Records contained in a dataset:

═══

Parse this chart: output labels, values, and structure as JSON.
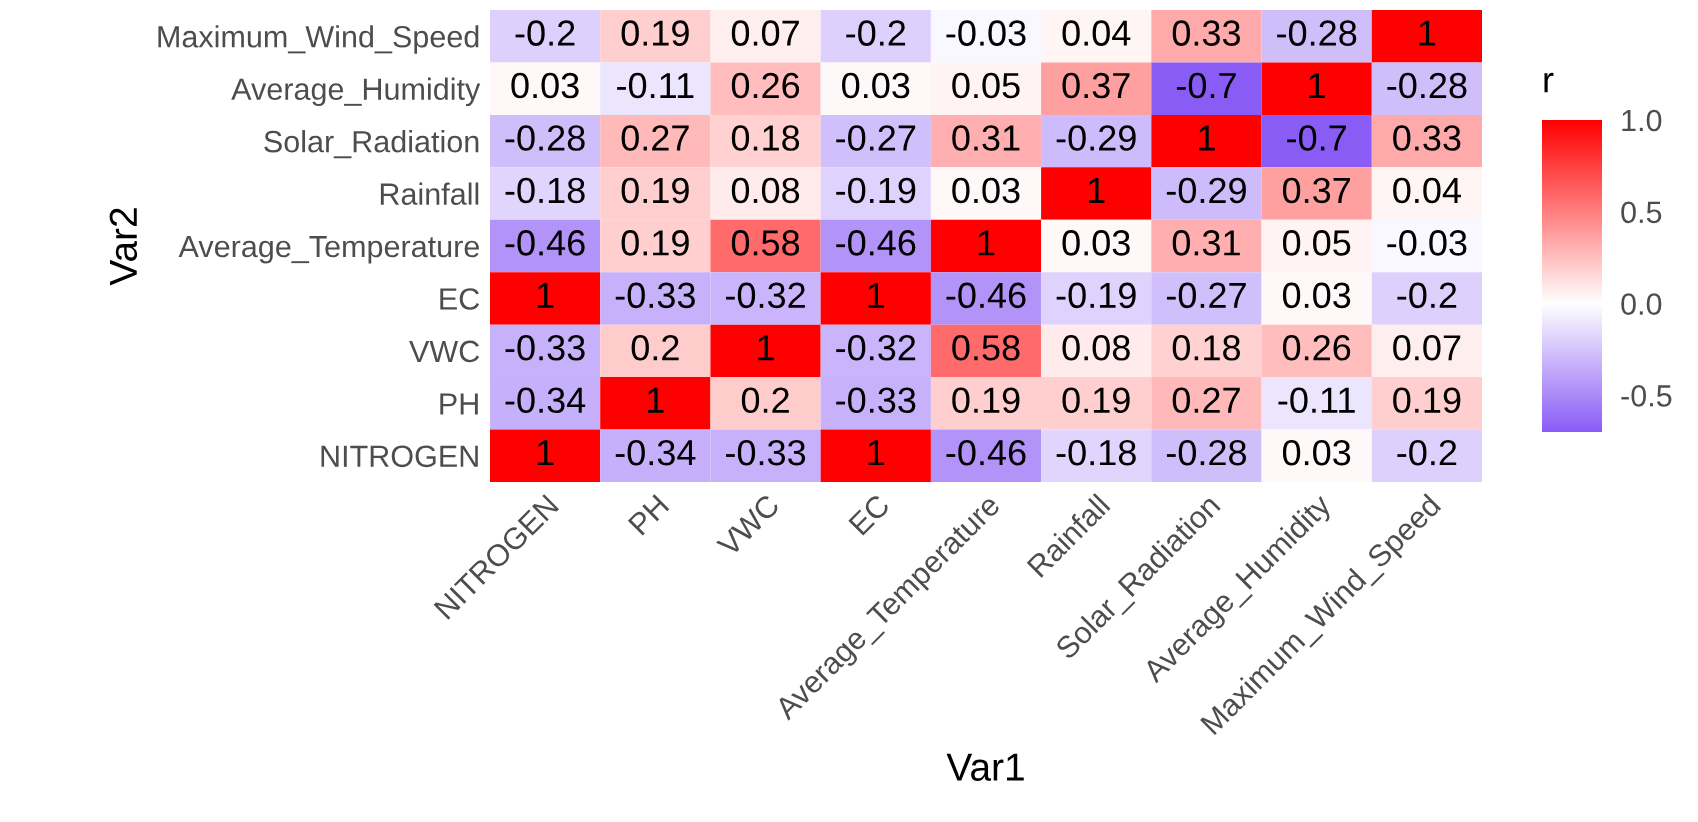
{
  "chart_data": {
    "type": "heatmap",
    "xlabel": "Var1",
    "ylabel": "Var2",
    "clabel": "r",
    "categories": [
      "NITROGEN",
      "PH",
      "VWC",
      "EC",
      "Average_Temperature",
      "Rainfall",
      "Solar_Radiation",
      "Average_Humidity",
      "Maximum_Wind_Speed"
    ],
    "y_categories": [
      "Maximum_Wind_Speed",
      "Average_Humidity",
      "Solar_Radiation",
      "Rainfall",
      "Average_Temperature",
      "EC",
      "VWC",
      "PH",
      "NITROGEN"
    ],
    "cells": [
      [
        -0.2,
        0.19,
        0.07,
        -0.2,
        -0.03,
        0.04,
        0.33,
        -0.28,
        1
      ],
      [
        0.03,
        -0.11,
        0.26,
        0.03,
        0.05,
        0.37,
        -0.7,
        1,
        -0.28
      ],
      [
        -0.28,
        0.27,
        0.18,
        -0.27,
        0.31,
        -0.29,
        1,
        -0.7,
        0.33
      ],
      [
        -0.18,
        0.19,
        0.08,
        -0.19,
        0.03,
        1,
        -0.29,
        0.37,
        0.04
      ],
      [
        -0.46,
        0.19,
        0.58,
        -0.46,
        1,
        0.03,
        0.31,
        0.05,
        -0.03
      ],
      [
        1,
        -0.33,
        -0.32,
        1,
        -0.46,
        -0.19,
        -0.27,
        0.03,
        -0.2
      ],
      [
        -0.33,
        0.2,
        1,
        -0.32,
        0.58,
        0.08,
        0.18,
        0.26,
        0.07
      ],
      [
        -0.34,
        1,
        0.2,
        -0.33,
        0.19,
        0.19,
        0.27,
        -0.11,
        0.19
      ],
      [
        1,
        -0.34,
        -0.33,
        1,
        -0.46,
        -0.18,
        -0.28,
        0.03,
        -0.2
      ]
    ],
    "data_labels": true,
    "clim": [
      -0.7,
      1.0
    ],
    "cticks": [
      {
        "value": -0.5,
        "label": "-0.5"
      },
      {
        "value": 0.0,
        "label": "0.0"
      },
      {
        "value": 0.5,
        "label": "0.5"
      },
      {
        "value": 1.0,
        "label": "1.0"
      }
    ]
  }
}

═══

#### [WHAT THE TASK REQUIRES]
Every line of the data above should be quoted exactly. Omit the pictures.

#### [OUTPUT]
Parse this chart: output labels, values, and structure as JSON.
{
  "chart_data": {
    "type": "heatmap",
    "xlabel": "Var1",
    "ylabel": "Var2",
    "clabel": "r",
    "categories": [
      "NITROGEN",
      "PH",
      "VWC",
      "EC",
      "Average_Temperature",
      "Rainfall",
      "Solar_Radiation",
      "Average_Humidity",
      "Maximum_Wind_Speed"
    ],
    "y_categories": [
      "Maximum_Wind_Speed",
      "Average_Humidity",
      "Solar_Radiation",
      "Rainfall",
      "Average_Temperature",
      "EC",
      "VWC",
      "PH",
      "NITROGEN"
    ],
    "cells": [
      [
        -0.2,
        0.19,
        0.07,
        -0.2,
        -0.03,
        0.04,
        0.33,
        -0.28,
        1
      ],
      [
        0.03,
        -0.11,
        0.26,
        0.03,
        0.05,
        0.37,
        -0.7,
        1,
        -0.28
      ],
      [
        -0.28,
        0.27,
        0.18,
        -0.27,
        0.31,
        -0.29,
        1,
        -0.7,
        0.33
      ],
      [
        -0.18,
        0.19,
        0.08,
        -0.19,
        0.03,
        1,
        -0.29,
        0.37,
        0.04
      ],
      [
        -0.46,
        0.19,
        0.58,
        -0.46,
        1,
        0.03,
        0.31,
        0.05,
        -0.03
      ],
      [
        1,
        -0.33,
        -0.32,
        1,
        -0.46,
        -0.19,
        -0.27,
        0.03,
        -0.2
      ],
      [
        -0.33,
        0.2,
        1,
        -0.32,
        0.58,
        0.08,
        0.18,
        0.26,
        0.07
      ],
      [
        -0.34,
        1,
        0.2,
        -0.33,
        0.19,
        0.19,
        0.27,
        -0.11,
        0.19
      ],
      [
        1,
        -0.34,
        -0.33,
        1,
        -0.46,
        -0.18,
        -0.28,
        0.03,
        -0.2
      ]
    ],
    "data_labels": true,
    "clim": [
      -0.7,
      1.0
    ],
    "cticks": [
      {
        "value": -0.5,
        "label": "-0.5"
      },
      {
        "value": 0.0,
        "label": "0.0"
      },
      {
        "value": 0.5,
        "label": "0.5"
      },
      {
        "value": 1.0,
        "label": "1.0"
      }
    ]
  }
}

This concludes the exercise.